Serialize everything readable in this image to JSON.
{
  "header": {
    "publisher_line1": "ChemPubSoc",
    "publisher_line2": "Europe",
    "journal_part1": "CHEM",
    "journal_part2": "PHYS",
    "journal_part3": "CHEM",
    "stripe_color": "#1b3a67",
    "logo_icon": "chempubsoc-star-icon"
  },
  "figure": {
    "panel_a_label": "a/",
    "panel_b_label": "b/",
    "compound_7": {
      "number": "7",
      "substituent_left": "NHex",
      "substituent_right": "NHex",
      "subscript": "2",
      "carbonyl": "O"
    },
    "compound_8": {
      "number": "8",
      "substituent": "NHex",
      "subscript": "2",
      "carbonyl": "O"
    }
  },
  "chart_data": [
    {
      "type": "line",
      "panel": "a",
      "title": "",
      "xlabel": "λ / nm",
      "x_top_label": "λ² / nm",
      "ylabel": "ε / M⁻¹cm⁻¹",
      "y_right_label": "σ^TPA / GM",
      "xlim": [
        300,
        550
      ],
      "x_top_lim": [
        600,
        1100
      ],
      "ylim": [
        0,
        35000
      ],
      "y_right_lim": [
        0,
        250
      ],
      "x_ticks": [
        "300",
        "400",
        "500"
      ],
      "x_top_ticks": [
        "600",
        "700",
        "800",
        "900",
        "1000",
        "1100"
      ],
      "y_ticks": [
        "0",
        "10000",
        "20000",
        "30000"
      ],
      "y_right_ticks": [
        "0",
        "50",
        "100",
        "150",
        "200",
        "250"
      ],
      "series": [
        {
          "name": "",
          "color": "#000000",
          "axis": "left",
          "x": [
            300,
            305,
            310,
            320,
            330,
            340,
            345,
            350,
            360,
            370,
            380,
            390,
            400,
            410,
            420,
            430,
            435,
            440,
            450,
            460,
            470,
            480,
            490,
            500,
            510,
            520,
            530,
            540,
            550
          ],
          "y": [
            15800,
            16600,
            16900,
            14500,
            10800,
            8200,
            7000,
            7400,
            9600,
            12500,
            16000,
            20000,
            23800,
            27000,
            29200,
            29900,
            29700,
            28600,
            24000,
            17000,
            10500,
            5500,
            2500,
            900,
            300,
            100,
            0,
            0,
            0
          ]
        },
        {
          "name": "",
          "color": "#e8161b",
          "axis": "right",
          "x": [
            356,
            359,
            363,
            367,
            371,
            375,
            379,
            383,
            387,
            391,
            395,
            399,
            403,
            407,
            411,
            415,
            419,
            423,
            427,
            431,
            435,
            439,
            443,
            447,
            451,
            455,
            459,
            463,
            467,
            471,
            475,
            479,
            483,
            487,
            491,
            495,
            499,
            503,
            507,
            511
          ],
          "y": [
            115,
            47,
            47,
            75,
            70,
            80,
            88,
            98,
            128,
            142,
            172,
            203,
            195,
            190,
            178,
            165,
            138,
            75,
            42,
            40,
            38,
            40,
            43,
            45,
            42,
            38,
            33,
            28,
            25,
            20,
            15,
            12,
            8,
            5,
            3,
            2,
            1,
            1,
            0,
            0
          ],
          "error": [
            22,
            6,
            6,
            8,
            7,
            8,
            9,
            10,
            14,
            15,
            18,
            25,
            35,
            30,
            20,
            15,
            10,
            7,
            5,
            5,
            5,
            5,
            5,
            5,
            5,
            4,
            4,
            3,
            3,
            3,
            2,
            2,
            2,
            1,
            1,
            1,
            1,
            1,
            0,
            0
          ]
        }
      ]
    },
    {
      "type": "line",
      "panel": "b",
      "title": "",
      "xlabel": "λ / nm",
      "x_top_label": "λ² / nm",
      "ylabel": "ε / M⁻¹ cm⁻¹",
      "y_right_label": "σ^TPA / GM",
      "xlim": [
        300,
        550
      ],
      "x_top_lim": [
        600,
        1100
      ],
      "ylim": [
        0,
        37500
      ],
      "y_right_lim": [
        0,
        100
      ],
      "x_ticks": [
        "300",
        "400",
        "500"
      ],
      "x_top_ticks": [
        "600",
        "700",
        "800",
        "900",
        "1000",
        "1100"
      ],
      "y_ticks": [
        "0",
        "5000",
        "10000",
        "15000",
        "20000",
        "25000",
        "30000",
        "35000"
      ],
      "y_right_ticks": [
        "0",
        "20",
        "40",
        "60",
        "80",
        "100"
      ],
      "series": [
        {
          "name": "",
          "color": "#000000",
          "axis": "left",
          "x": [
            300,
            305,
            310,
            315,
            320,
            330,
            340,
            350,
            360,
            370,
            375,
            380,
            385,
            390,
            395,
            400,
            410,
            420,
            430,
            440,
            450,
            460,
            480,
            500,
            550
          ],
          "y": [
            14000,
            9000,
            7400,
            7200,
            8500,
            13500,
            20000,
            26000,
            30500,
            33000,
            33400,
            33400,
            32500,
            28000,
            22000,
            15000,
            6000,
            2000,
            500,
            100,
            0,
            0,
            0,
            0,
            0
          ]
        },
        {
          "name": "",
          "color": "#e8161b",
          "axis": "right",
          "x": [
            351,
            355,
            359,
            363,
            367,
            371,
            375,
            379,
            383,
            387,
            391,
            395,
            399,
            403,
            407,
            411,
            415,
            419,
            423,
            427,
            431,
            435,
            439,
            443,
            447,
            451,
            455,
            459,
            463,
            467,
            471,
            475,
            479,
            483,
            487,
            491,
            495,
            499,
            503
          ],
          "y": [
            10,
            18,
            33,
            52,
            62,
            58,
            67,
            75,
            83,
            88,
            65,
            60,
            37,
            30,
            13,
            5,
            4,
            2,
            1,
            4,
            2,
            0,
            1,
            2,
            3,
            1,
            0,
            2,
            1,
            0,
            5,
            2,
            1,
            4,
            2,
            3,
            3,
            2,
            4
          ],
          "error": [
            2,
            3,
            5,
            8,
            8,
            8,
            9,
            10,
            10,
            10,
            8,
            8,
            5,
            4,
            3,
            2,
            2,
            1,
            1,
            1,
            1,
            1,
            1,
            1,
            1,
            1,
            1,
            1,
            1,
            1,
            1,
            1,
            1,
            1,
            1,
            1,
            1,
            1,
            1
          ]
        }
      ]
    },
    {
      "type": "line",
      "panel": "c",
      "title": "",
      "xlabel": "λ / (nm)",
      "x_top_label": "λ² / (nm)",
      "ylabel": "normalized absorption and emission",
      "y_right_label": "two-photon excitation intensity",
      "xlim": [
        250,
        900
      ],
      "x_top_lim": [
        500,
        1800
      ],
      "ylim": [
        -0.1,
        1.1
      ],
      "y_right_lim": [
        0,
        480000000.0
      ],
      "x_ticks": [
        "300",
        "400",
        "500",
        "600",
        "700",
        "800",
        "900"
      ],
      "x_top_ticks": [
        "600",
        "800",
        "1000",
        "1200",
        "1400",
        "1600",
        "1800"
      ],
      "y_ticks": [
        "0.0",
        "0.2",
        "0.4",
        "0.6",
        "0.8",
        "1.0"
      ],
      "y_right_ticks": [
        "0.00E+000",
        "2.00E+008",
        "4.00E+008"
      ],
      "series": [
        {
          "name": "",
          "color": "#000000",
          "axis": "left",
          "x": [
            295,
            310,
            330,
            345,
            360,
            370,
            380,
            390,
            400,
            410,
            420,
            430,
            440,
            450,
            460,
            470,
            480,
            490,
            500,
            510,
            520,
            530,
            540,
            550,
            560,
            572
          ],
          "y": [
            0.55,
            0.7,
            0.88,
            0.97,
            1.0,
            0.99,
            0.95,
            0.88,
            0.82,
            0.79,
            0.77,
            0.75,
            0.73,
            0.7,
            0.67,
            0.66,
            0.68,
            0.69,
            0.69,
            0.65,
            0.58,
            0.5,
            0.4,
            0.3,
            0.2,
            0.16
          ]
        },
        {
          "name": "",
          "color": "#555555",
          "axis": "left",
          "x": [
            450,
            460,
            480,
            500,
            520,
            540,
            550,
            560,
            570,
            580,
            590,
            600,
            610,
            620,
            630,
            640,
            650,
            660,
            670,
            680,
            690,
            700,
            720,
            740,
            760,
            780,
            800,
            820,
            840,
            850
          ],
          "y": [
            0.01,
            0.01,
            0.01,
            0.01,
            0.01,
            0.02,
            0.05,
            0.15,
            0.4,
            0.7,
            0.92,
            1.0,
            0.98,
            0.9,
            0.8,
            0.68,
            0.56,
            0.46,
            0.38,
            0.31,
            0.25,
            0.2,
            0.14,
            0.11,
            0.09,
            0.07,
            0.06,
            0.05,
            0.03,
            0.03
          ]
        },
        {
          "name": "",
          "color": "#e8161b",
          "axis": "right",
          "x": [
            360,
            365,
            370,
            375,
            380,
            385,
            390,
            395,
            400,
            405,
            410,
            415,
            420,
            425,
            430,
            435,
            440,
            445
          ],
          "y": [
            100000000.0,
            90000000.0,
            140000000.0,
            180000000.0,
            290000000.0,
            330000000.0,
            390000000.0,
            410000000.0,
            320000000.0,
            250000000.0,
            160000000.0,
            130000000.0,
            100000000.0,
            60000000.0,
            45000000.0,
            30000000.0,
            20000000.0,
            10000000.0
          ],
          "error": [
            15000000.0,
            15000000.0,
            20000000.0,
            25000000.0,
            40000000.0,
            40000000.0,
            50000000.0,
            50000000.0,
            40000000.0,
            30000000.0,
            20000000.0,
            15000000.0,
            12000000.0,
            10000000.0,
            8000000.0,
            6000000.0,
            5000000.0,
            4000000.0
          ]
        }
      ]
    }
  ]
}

------

=== GOAL ===
Pull every line containing the word "ylabel" out of the entries above.

=== SOLUTION TO THE EXERCISE ===
      "ylabel": "ε / M⁻¹cm⁻¹",
      "ylabel": "ε / M⁻¹ cm⁻¹",
      "ylabel": "normalized absorption and emission",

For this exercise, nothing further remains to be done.